▸ **DIRECTION**
Drop every picture and give the entries back exactly.

----

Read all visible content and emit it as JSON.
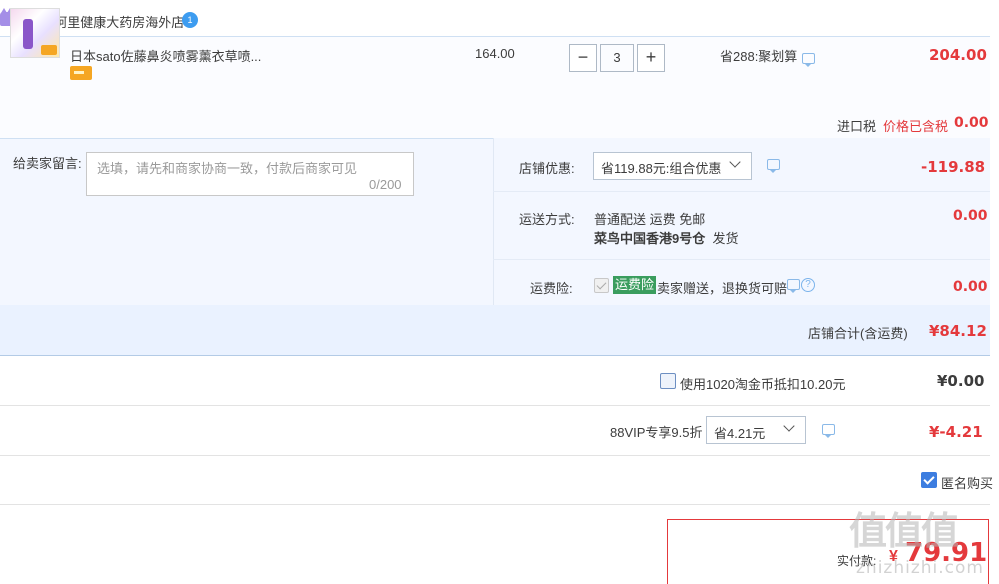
{
  "shop": {
    "label": "店铺: 阿里健康大药房海外店",
    "badge": "1"
  },
  "item": {
    "title": "日本sato佐藤鼻炎喷雾薰衣草喷...",
    "unit_price": "164.00",
    "quantity": "3",
    "qty_minus": "−",
    "qty_plus": "+",
    "promo": "省288:聚划算",
    "total": "204.00"
  },
  "tax": {
    "label": "进口税",
    "included": "价格已含税",
    "value": "0.00"
  },
  "message": {
    "label": "给卖家留言:",
    "placeholder": "选填，请先和商家协商一致，付款后商家可见",
    "count": "0/200"
  },
  "shop_coupon": {
    "label": "店铺优惠:",
    "selected": "省119.88元:组合优惠",
    "value": "-119.88"
  },
  "shipping": {
    "label": "运送方式:",
    "method": "普通配送 运费 免邮",
    "warehouse": "菜鸟中国香港9号仓",
    "ship_word": "发货",
    "value": "0.00"
  },
  "insurance": {
    "label": "运费险:",
    "badge": "运费险",
    "text": "卖家赠送，退换货可赔",
    "help": "?",
    "value": "0.00"
  },
  "shop_total": {
    "label": "店铺合计(含运费)",
    "value": "¥84.12"
  },
  "coins": {
    "label": "使用1020淘金币抵扣10.20元",
    "value": "¥0.00"
  },
  "vip": {
    "label": "88VIP专享9.5折",
    "selected": "省4.21元",
    "value": "¥-4.21"
  },
  "anonymous": {
    "label": "匿名购买"
  },
  "payment": {
    "label": "实付款:",
    "currency": "¥",
    "value": "79.91"
  },
  "watermark": {
    "main": "值值值",
    "sub": "zhizhizhi.com"
  },
  "colors": {
    "accent_red": "#e4393c",
    "light_blue_bg": "#f3f7ff",
    "total_row_bg": "#eaf2ff",
    "insurance_green": "#3a9d5e",
    "checkbox_blue": "#3c7de0"
  },
  "icons": [
    "shop-icon",
    "shop-level-badge",
    "product-thumbnail",
    "card-icon",
    "chat-icon",
    "help-icon",
    "chevron-down-icon",
    "checkbox-icon"
  ]
}
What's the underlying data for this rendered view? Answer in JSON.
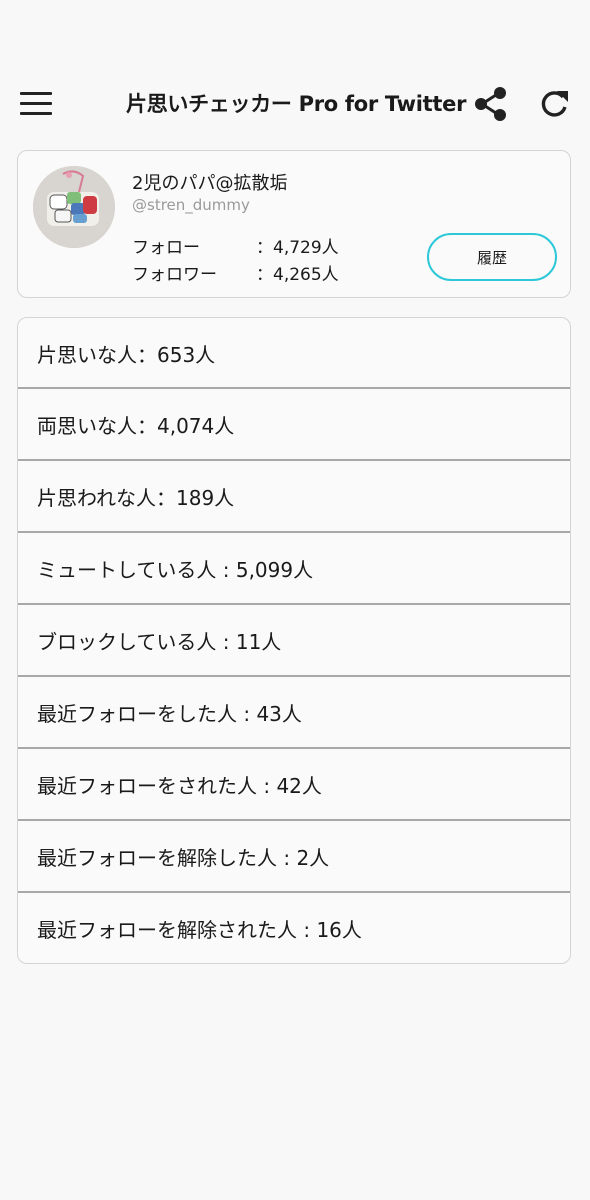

----

▸ **RESULT OF THE TASK**
Read all visible content and emit it as JSON.
{
  "shop": {
    "label": "店铺: 阿里健康大药房海外店",
    "badge": "1"
  },
  "item": {
    "title": "日本sato佐藤鼻炎喷雾薰衣草喷...",
    "unit_price": "164.00",
    "quantity": "3",
    "qty_minus": "−",
    "qty_plus": "+",
    "promo": "省288:聚划算",
    "total": "204.00"
  },
  "tax": {
    "label": "进口税",
    "included": "价格已含税",
    "value": "0.00"
  },
  "message": {
    "label": "给卖家留言:",
    "placeholder": "选填，请先和商家协商一致，付款后商家可见",
    "count": "0/200"
  },
  "shop_coupon": {
    "label": "店铺优惠:",
    "selected": "省119.88元:组合优惠",
    "value": "-119.88"
  },
  "shipping": {
    "label": "运送方式:",
    "method": "普通配送 运费 免邮",
    "warehouse": "菜鸟中国香港9号仓",
    "ship_word": "发货",
    "value": "0.00"
  },
  "insurance": {
    "label": "运费险:",
    "badge": "运费险",
    "text": "卖家赠送，退换货可赔",
    "help": "?",
    "value": "0.00"
  },
  "shop_total": {
    "label": "店铺合计(含运费)",
    "value": "¥84.12"
  },
  "coins": {
    "label": "使用1020淘金币抵扣10.20元",
    "value": "¥0.00"
  },
  "vip": {
    "label": "88VIP专享9.5折",
    "selected": "省4.21元",
    "value": "¥-4.21"
  },
  "anonymous": {
    "label": "匿名购买"
  },
  "payment": {
    "label": "实付款:",
    "currency": "¥",
    "value": "79.91"
  },
  "watermark": {
    "main": "值值值",
    "sub": "zhizhizhi.com"
  },
  "colors": {
    "accent_red": "#e4393c",
    "light_blue_bg": "#f3f7ff",
    "total_row_bg": "#eaf2ff",
    "insurance_green": "#3a9d5e",
    "checkbox_blue": "#3c7de0"
  },
  "icons": [
    "shop-icon",
    "shop-level-badge",
    "product-thumbnail",
    "card-icon",
    "chat-icon",
    "help-icon",
    "chevron-down-icon",
    "checkbox-icon"
  ]
}
What's the underlying data for this rendered view? Answer in JSON.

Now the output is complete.